(Boxed element entries)

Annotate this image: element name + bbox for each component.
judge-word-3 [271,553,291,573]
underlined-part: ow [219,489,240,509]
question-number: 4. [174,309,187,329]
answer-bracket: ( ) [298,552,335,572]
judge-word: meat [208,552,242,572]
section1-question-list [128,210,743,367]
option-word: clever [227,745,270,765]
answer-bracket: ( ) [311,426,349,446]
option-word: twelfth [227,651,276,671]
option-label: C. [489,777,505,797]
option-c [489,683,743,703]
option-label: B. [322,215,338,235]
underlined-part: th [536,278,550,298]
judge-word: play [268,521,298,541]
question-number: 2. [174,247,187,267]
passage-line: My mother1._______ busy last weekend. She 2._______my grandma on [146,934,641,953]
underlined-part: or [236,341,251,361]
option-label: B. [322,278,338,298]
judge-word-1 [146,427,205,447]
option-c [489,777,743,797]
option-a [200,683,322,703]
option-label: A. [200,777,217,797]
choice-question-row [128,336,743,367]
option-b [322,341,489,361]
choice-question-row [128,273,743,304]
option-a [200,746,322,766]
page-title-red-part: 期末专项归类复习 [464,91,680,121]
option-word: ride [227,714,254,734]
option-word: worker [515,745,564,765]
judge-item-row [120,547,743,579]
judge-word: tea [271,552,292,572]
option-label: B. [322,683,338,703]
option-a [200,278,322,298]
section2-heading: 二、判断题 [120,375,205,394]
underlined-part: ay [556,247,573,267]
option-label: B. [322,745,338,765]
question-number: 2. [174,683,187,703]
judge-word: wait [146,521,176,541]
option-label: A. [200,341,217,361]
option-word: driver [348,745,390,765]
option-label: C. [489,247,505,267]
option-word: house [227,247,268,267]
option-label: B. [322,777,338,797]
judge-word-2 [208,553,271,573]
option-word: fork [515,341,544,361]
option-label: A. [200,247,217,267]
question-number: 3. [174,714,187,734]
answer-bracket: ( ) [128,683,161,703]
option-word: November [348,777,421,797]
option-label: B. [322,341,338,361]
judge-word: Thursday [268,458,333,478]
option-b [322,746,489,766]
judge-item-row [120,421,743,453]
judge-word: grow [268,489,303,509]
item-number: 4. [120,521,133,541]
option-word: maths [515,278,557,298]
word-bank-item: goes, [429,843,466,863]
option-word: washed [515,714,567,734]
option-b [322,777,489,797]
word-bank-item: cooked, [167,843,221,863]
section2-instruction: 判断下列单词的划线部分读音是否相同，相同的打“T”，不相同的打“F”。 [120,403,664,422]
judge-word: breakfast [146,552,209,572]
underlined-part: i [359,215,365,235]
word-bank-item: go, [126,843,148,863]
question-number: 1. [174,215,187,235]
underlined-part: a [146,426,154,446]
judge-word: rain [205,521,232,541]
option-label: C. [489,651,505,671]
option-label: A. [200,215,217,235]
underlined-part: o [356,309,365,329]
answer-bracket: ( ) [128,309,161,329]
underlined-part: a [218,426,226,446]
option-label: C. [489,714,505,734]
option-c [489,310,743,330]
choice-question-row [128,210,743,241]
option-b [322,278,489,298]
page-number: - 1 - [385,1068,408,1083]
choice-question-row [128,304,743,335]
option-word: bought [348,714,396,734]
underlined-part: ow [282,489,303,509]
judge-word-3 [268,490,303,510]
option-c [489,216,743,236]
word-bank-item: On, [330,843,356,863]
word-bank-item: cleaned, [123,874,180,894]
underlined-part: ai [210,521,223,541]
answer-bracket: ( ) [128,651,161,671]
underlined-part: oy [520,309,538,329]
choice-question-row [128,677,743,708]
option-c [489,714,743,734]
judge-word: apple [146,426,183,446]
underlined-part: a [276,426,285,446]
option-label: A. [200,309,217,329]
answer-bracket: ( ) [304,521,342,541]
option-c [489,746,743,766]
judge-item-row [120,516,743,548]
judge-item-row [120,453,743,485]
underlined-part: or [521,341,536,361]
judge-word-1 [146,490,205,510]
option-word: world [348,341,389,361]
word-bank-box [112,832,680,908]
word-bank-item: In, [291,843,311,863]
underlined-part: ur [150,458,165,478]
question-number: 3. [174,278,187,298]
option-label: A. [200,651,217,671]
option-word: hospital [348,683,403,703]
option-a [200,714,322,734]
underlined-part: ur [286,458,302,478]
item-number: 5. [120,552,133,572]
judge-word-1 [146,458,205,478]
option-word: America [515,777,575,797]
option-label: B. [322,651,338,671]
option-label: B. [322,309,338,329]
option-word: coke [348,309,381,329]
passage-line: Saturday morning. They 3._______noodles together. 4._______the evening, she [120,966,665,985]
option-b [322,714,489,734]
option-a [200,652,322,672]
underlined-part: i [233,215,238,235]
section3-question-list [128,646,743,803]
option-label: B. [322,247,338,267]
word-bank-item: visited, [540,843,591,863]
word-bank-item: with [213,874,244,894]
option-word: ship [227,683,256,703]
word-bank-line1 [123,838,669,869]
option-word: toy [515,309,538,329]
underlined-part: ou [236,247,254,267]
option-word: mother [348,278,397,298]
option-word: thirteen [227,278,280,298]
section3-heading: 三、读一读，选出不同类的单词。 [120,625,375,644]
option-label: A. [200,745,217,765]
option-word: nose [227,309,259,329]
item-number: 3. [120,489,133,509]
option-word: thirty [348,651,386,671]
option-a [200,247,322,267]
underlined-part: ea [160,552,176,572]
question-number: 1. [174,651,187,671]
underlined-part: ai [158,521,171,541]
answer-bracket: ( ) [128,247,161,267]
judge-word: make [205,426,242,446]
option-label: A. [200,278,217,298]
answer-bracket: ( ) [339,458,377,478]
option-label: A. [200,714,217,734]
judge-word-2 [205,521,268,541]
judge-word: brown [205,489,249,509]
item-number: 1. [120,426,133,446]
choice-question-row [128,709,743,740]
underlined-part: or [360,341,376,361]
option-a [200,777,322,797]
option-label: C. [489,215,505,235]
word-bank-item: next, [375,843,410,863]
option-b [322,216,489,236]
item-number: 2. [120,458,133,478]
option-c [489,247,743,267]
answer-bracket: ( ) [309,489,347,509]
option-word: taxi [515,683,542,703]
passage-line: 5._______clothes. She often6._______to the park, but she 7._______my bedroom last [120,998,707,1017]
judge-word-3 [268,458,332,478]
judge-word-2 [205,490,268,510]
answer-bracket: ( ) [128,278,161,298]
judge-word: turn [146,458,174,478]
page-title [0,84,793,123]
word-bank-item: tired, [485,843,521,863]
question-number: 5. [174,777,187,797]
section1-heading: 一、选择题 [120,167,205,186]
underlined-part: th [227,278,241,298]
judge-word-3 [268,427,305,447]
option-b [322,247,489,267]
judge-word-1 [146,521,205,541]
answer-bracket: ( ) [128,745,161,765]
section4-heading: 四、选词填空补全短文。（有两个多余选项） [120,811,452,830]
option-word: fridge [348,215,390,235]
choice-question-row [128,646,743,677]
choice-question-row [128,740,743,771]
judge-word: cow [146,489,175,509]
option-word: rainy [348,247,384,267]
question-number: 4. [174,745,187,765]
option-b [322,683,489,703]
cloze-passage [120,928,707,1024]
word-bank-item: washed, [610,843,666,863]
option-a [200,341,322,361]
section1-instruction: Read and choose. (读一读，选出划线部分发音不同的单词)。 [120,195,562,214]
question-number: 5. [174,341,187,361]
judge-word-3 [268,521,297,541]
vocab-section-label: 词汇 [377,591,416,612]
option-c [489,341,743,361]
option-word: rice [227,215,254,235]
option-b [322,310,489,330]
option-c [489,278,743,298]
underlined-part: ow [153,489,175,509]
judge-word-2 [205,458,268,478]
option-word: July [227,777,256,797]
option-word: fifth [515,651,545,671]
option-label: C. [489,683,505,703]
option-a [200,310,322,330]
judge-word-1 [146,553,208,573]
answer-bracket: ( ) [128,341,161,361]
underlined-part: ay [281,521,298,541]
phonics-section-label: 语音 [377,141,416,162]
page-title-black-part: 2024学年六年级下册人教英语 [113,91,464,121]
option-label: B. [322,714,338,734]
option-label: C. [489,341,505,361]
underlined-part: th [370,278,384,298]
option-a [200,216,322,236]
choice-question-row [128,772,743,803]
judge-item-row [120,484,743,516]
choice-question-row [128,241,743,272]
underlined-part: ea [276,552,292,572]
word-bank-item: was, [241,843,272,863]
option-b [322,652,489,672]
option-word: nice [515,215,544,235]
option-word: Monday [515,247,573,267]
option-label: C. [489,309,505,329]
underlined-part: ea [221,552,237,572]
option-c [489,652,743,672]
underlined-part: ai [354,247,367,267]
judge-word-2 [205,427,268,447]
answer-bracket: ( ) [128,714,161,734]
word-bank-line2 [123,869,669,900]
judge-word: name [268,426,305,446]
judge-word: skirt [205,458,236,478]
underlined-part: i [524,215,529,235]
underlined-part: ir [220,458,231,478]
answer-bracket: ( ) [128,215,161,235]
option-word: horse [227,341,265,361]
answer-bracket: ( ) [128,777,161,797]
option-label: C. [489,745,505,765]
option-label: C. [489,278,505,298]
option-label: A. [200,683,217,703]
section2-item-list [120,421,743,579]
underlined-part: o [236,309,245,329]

--- Task instructions ---
Rewrite the stretch from the start of the rows through the line that contains "judge-word: wait [146,521,176,541]", changing every "option-label" to "choice-label" and leaving everything else as it is.

--- Exercise response ---
Annotate this image: element name + bbox for each component.
judge-word-3 [271,553,291,573]
underlined-part: ow [219,489,240,509]
question-number: 4. [174,309,187,329]
answer-bracket: ( ) [298,552,335,572]
judge-word: meat [208,552,242,572]
section1-question-list [128,210,743,367]
option-word: clever [227,745,270,765]
answer-bracket: ( ) [311,426,349,446]
option-word: twelfth [227,651,276,671]
choice-label: C. [489,777,505,797]
option-c [489,683,743,703]
choice-label: B. [322,215,338,235]
underlined-part: th [536,278,550,298]
judge-word: play [268,521,298,541]
question-number: 2. [174,247,187,267]
passage-line: My mother1._______ busy last weekend. She 2._______my grandma on [146,934,641,953]
underlined-part: or [236,341,251,361]
choice-label: B. [322,278,338,298]
judge-word-1 [146,427,205,447]
option-c [489,777,743,797]
option-a [200,683,322,703]
choice-label: A. [200,777,217,797]
choice-question-row [128,336,743,367]
option-b [322,341,489,361]
choice-question-row [128,273,743,304]
option-a [200,746,322,766]
page-title-red-part: 期末专项归类复习 [464,91,680,121]
option-word: ride [227,714,254,734]
option-word: worker [515,745,564,765]
judge-item-row [120,547,743,579]
judge-word: tea [271,552,292,572]
choice-label: B. [322,683,338,703]
option-a [200,278,322,298]
section2-heading: 二、判断题 [120,375,205,394]
underlined-part: ay [556,247,573,267]
choice-label: B. [322,745,338,765]
question-number: 2. [174,683,187,703]
judge-word: wait [146,521,176,541]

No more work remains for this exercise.